*** Exercise text ***

An epidemiological study of animals dermatomycoses in Iran.

Author: 

Shokri H, Khosravi AR.
J Mycol Med. 2016 Jun;26(2):170-7.

Abstract: 

OBJECTIVE:

To determine the fungal species isolated from skin lesions of different animals suspected of having dermatomycoses and their prevalence in different regions of Iran.

MATERIALS AND METHODS:

A total of 1011 animals (292 dogs, 229 cats, 168 horses, 100 camels, 98 cows, 60 squirrels, 37 birds, 15 sheep, 6 goats, 5 rabbits and 1 fox) suspected of having dermatomycoses were examined. The samples were obtained by plucking the hairs and feathers with forceps around the affected area and scraping the epidermal scales with a sterile scalpel blade. All collected samples were analyzed by direct microscopy and culture. Laboratory identification of the fungal isolates was based on their colonial, microscopic and biochemical characteristics.

RESULTS:

Fungal agents were recovered from 553 (54.7%) animals suspected of having dermatomycoses. Of 553 confirmed cases, 255 (49.7%) were positive for dermatophytosis, 251 (45.4%) for Malassezia dermatitis, 14 (2.5%) for candidiasis, 12 (2.2%) for aspergillosis and 1 (0.2%) for zygomycosis. Cats (36.3%) were the most prevalent infected animals, followed by camels (13.4%), dogs (12.8%), horses (12.5%), cows (12.3%), squirrels (5.4%), birds (3.6%), sheep (2%), goats (1.1%), rabbits (0.4%) and fox (0.2%). Microsporum canis (M. canis) was the most frequent fungus isolated from dogs and fox, Malassezia pachydermatis (M. pachydermatis) from cats, horses and squirrels, Trichophyton verrucosum (T. verrucosum) from cows and camels, T. mentagrophytes var. mentagrophytes from sheep, goats and rabbits, and Aspergillus fumigatus (A. fumigatus) from birds.

*** End of Exercise text ***

→ Your task: Copy out the full abstract on animal dermatomycoses in Iran above, word for word, keeping every line, figure and punctuation mark unchanged.

*** Excerpted records ***

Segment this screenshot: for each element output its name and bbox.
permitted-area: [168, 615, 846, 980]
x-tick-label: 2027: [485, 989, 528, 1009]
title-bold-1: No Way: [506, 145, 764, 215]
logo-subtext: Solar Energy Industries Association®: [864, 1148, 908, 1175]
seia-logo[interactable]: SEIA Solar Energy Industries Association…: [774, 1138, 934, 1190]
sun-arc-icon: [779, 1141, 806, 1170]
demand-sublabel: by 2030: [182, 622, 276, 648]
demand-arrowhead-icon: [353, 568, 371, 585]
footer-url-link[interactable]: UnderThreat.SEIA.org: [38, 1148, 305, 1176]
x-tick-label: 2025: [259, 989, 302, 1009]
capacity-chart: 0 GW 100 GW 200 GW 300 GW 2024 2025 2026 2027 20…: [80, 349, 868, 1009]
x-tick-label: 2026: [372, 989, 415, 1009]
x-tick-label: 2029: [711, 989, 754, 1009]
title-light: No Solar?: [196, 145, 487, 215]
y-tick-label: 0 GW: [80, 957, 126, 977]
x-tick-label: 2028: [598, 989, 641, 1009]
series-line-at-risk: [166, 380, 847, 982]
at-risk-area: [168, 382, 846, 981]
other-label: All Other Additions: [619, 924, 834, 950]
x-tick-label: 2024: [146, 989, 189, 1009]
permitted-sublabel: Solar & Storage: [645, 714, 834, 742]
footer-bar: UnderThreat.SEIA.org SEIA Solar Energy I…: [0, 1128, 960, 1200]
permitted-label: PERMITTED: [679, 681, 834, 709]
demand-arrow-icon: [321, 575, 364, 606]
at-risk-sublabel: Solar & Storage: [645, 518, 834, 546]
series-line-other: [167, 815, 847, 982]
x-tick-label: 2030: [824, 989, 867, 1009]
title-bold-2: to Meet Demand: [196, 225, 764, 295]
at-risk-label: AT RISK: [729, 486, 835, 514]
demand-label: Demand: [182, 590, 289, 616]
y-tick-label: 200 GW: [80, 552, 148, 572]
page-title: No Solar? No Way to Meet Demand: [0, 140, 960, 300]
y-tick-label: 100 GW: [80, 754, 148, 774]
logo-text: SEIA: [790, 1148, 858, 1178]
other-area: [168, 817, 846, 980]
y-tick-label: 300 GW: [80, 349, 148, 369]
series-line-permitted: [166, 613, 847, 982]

*** End of Excerpted records ***

→ Response to this task:
An epidemiological study of animals dermatomycoses in Iran.

Author: 

Shokri H, Khosravi AR.
J Mycol Med. 2016 Jun;26(2):170-7.

Abstract: 

OBJECTIVE:

To determine the fungal species isolated from skin lesions of different animals suspected of having dermatomycoses and their prevalence in different regions of Iran.

MATERIALS AND METHODS:

A total of 1011 animals (292 dogs, 229 cats, 168 horses, 100 camels, 98 cows, 60 squirrels, 37 birds, 15 sheep, 6 goats, 5 rabbits and 1 fox) suspected of having dermatomycoses were examined. The samples were obtained by plucking the hairs and feathers with forceps around the affected area and scraping the epidermal scales with a sterile scalpel blade. All collected samples were analyzed by direct microscopy and culture. Laboratory identification of the fungal isolates was based on their colonial, microscopic and biochemical characteristics.

RESULTS:

Fungal agents were recovered from 553 (54.7%) animals suspected of having dermatomycoses. Of 553 confirmed cases, 255 (49.7%) were positive for dermatophytosis, 251 (45.4%) for Malassezia dermatitis, 14 (2.5%) for candidiasis, 12 (2.2%) for aspergillosis and 1 (0.2%) for zygomycosis. Cats (36.3%) were the most prevalent infected animals, followed by camels (13.4%), dogs (12.8%), horses (12.5%), cows (12.3%), squirrels (5.4%), birds (3.6%), sheep (2%), goats (1.1%), rabbits (0.4%) and fox (0.2%). Microsporum canis (M. canis) was the most frequent fungus isolated from dogs and fox, Malassezia pachydermatis (M. pachydermatis) from cats, horses and squirrels, Trichophyton verrucosum (T. verrucosum) from cows and camels, T. mentagrophytes var. mentagrophytes from sheep, goats and rabbits, and Aspergillus fumigatus (A. fumigatus) from birds.